THE PROBLEM
Using the material that follows, identify and copy each line with the string "withheld".

RECORDS FOR THE TASK
▬▬▬▬▬▬

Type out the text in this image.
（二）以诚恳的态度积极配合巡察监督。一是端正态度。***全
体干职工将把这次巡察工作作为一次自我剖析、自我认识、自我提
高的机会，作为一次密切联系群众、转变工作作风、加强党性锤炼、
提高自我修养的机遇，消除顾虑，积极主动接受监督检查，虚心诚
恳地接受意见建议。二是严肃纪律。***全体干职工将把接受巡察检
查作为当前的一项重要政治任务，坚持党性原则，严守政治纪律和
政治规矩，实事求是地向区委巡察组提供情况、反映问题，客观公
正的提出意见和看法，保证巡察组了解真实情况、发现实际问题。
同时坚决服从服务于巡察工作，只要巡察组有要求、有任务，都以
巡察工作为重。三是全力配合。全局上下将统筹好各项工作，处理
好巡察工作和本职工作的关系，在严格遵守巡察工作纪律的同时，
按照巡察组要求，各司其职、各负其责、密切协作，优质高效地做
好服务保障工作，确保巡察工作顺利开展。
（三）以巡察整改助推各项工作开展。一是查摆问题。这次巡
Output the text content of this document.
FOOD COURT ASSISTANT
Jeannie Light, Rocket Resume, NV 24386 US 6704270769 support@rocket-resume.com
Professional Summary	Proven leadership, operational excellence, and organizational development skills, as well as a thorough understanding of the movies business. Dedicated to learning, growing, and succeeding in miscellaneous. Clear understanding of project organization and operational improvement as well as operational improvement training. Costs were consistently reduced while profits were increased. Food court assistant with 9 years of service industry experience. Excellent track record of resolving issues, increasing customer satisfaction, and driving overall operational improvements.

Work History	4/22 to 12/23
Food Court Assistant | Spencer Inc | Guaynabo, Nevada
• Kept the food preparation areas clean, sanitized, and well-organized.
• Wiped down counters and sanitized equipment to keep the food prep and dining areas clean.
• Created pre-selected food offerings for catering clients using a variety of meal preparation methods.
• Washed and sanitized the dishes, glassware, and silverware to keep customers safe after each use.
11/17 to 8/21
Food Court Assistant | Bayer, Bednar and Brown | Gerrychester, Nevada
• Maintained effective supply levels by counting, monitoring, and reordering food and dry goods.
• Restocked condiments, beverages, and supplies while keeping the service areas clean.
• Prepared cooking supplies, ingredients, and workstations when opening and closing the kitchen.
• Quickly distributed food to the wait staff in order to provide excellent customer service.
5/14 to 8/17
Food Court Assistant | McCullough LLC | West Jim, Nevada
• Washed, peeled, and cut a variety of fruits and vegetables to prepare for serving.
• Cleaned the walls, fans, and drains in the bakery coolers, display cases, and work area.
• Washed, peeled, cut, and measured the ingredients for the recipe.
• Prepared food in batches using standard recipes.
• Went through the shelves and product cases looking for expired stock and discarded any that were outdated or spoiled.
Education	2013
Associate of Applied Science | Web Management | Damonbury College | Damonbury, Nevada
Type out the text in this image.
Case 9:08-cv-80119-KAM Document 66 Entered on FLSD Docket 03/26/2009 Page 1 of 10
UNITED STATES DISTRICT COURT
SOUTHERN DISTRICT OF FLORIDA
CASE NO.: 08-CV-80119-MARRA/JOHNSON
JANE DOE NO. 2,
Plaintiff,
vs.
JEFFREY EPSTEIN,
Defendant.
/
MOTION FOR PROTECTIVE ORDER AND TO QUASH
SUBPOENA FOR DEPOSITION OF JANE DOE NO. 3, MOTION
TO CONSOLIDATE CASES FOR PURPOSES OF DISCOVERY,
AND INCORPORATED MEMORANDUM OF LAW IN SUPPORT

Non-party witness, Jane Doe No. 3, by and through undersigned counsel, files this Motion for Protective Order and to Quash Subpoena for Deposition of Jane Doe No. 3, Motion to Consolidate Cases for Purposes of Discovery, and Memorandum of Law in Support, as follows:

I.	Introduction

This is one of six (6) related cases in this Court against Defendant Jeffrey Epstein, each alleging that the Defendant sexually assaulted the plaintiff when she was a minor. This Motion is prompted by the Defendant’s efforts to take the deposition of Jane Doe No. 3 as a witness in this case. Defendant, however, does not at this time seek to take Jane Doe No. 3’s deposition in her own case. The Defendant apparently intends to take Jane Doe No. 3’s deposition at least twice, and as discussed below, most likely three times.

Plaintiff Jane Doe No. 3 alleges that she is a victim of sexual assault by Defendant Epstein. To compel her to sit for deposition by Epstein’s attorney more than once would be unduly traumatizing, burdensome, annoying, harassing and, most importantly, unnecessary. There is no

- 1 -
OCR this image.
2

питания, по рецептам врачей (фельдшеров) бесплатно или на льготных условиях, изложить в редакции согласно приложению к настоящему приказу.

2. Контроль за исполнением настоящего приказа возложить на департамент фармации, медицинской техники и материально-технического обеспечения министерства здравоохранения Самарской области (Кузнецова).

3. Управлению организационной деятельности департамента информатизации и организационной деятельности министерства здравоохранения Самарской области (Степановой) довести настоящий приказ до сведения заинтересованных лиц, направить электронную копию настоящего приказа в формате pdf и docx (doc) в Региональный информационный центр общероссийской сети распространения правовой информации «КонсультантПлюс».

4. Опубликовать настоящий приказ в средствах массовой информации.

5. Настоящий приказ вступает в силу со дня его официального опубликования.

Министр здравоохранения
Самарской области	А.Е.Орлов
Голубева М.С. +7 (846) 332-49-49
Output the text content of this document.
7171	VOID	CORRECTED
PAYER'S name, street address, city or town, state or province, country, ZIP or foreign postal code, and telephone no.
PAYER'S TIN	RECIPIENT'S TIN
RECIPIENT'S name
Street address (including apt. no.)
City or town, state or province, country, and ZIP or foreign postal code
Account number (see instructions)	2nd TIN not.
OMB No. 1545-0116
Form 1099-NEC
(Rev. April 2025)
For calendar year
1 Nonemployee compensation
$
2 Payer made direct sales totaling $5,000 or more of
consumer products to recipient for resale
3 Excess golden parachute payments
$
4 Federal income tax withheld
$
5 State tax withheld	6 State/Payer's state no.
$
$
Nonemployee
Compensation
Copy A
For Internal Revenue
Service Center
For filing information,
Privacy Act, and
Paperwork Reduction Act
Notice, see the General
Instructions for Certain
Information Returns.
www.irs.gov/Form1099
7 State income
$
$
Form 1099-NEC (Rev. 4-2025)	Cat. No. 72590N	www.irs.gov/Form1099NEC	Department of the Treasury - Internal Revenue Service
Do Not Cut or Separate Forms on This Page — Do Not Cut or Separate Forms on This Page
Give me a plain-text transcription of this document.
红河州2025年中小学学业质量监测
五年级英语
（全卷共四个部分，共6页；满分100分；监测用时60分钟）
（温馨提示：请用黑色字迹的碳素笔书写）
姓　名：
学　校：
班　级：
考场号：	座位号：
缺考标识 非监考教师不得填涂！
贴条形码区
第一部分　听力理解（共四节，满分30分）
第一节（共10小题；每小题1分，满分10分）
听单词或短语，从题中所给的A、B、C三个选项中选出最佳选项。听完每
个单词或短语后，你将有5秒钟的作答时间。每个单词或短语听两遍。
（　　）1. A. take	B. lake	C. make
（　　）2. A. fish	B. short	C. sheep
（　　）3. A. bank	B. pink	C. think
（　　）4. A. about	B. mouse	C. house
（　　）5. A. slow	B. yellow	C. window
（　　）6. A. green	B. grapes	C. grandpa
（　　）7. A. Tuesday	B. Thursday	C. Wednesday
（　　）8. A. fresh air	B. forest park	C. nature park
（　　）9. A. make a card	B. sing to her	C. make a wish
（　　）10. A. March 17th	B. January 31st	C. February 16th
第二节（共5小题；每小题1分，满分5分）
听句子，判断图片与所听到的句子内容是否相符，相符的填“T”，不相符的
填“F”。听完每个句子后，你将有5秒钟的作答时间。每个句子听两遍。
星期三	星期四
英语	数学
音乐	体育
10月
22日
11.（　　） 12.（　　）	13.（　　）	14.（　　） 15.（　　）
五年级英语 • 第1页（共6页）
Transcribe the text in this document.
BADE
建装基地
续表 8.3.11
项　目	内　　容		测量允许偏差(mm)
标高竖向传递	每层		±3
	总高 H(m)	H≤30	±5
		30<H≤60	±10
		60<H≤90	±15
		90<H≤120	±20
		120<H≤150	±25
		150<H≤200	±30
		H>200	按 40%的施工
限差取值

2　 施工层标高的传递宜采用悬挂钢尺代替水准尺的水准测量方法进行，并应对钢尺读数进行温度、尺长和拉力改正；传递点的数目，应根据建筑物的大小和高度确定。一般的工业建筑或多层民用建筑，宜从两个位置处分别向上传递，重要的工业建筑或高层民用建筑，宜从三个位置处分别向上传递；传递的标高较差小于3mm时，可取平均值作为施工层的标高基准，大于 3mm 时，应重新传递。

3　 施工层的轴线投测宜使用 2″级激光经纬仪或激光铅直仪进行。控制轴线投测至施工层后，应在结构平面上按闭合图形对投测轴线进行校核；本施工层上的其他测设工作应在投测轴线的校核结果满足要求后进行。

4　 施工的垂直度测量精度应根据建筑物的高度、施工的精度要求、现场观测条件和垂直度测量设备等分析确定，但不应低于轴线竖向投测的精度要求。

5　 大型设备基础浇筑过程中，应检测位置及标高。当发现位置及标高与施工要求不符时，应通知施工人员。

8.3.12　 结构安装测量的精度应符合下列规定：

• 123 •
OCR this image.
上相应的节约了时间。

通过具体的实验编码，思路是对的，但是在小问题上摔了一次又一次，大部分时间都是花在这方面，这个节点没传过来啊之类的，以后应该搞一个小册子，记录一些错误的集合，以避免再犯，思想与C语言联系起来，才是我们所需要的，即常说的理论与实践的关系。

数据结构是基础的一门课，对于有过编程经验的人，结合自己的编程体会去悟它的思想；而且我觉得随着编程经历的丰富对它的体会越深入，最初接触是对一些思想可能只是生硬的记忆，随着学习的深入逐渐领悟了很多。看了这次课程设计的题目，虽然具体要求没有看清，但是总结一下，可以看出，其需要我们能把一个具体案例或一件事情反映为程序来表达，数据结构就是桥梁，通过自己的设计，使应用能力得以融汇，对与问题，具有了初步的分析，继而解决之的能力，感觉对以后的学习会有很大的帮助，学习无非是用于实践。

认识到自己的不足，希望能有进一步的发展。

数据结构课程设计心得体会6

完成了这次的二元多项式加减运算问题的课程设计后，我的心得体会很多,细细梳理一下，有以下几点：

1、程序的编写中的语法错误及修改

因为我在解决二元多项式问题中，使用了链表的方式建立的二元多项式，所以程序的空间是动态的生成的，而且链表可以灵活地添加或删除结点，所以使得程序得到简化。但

▬▬▬▬▬▬

SOLUTION TO THE EXERCISE
4 Federal income tax withheld
5 State tax withheld	6 State/Payer's state no.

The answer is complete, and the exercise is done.